━━━━━ Extracted entries

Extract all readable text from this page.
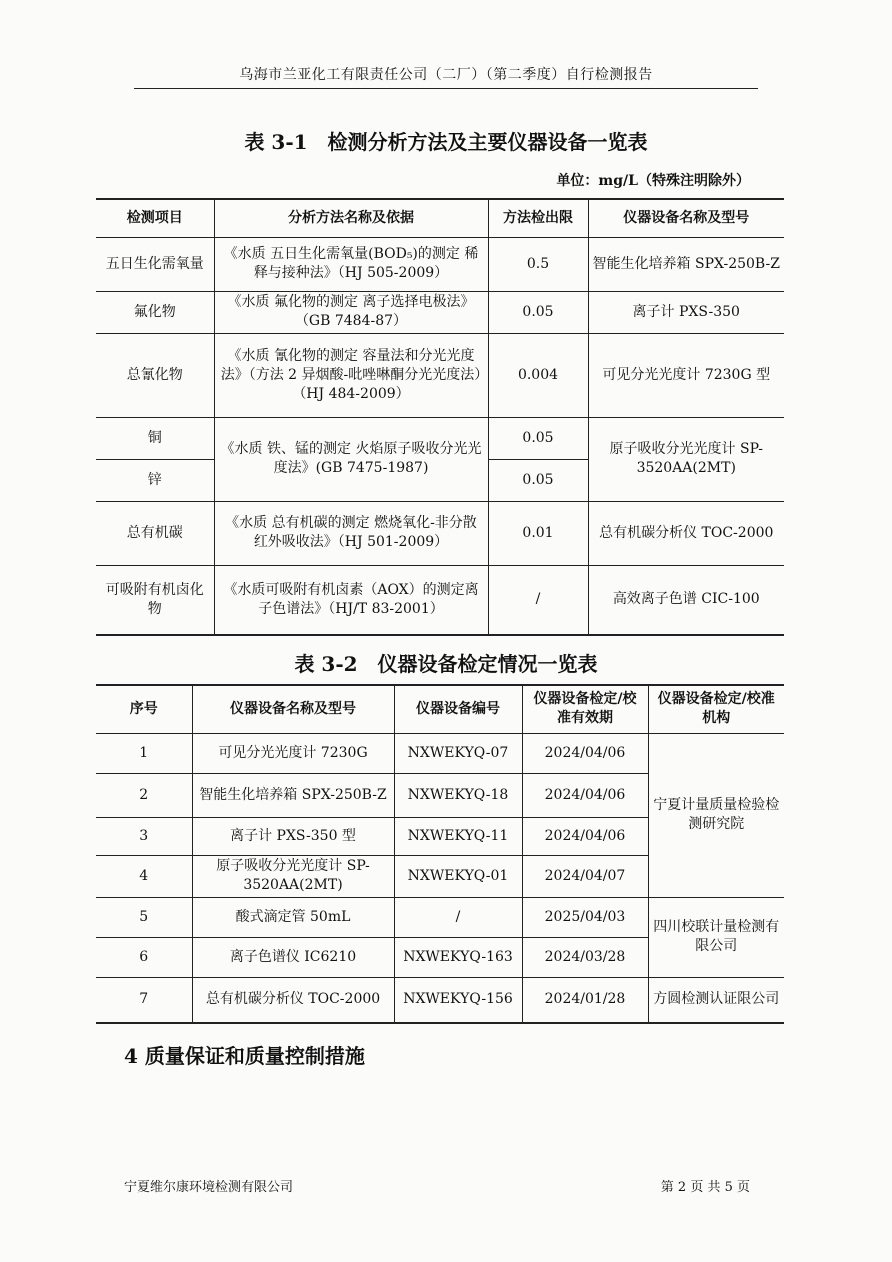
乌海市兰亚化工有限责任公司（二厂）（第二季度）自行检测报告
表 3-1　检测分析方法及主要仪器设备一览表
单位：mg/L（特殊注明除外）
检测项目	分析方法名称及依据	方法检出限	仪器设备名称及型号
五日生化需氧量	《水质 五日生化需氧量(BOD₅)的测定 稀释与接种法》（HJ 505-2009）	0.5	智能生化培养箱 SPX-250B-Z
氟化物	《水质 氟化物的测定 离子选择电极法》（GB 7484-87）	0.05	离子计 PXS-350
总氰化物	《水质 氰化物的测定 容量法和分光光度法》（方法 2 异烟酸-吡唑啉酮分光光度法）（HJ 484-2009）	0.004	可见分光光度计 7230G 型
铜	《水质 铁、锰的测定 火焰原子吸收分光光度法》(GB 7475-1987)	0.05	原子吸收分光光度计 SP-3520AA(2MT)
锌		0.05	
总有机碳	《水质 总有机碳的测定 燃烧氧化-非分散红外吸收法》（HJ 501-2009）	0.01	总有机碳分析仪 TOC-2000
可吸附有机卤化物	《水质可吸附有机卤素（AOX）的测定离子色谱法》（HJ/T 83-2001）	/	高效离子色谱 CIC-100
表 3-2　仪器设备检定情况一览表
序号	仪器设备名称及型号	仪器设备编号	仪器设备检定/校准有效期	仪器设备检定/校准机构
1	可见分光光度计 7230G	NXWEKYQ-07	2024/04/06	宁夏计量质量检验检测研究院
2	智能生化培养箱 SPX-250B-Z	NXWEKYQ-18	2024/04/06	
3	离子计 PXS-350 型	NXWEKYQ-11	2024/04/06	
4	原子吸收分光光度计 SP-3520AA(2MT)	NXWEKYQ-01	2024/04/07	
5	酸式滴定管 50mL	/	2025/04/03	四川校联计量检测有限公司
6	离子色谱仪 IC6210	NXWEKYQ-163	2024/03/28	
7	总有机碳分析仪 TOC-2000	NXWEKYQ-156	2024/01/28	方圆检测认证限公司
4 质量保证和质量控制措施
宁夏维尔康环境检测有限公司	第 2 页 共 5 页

━━━━━━━━━━

# What you should do:
Make an exact copy of the records above, with the pictures left out.

# Correct answer:
Extract all readable text from this page.
乌海市兰亚化工有限责任公司（二厂）（第二季度）自行检测报告
表 3-1　检测分析方法及主要仪器设备一览表
单位：mg/L（特殊注明除外）
检测项目	分析方法名称及依据	方法检出限	仪器设备名称及型号
五日生化需氧量	《水质 五日生化需氧量(BOD₅)的测定 稀释与接种法》（HJ 505-2009）	0.5	智能生化培养箱 SPX-250B-Z
氟化物	《水质 氟化物的测定 离子选择电极法》（GB 7484-87）	0.05	离子计 PXS-350
总氰化物	《水质 氰化物的测定 容量法和分光光度法》（方法 2 异烟酸-吡唑啉酮分光光度法）（HJ 484-2009）	0.004	可见分光光度计 7230G 型
铜	《水质 铁、锰的测定 火焰原子吸收分光光度法》(GB 7475-1987)	0.05	原子吸收分光光度计 SP-3520AA(2MT)
锌		0.05	
总有机碳	《水质 总有机碳的测定 燃烧氧化-非分散红外吸收法》（HJ 501-2009）	0.01	总有机碳分析仪 TOC-2000
可吸附有机卤化物	《水质可吸附有机卤素（AOX）的测定离子色谱法》（HJ/T 83-2001）	/	高效离子色谱 CIC-100
表 3-2　仪器设备检定情况一览表
序号	仪器设备名称及型号	仪器设备编号	仪器设备检定/校准有效期	仪器设备检定/校准机构
1	可见分光光度计 7230G	NXWEKYQ-07	2024/04/06	宁夏计量质量检验检测研究院
2	智能生化培养箱 SPX-250B-Z	NXWEKYQ-18	2024/04/06	
3	离子计 PXS-350 型	NXWEKYQ-11	2024/04/06	
4	原子吸收分光光度计 SP-3520AA(2MT)	NXWEKYQ-01	2024/04/07	
5	酸式滴定管 50mL	/	2025/04/03	四川校联计量检测有限公司
6	离子色谱仪 IC6210	NXWEKYQ-163	2024/03/28	
7	总有机碳分析仪 TOC-2000	NXWEKYQ-156	2024/01/28	方圆检测认证限公司
4 质量保证和质量控制措施
宁夏维尔康环境检测有限公司	第 2 页 共 5 页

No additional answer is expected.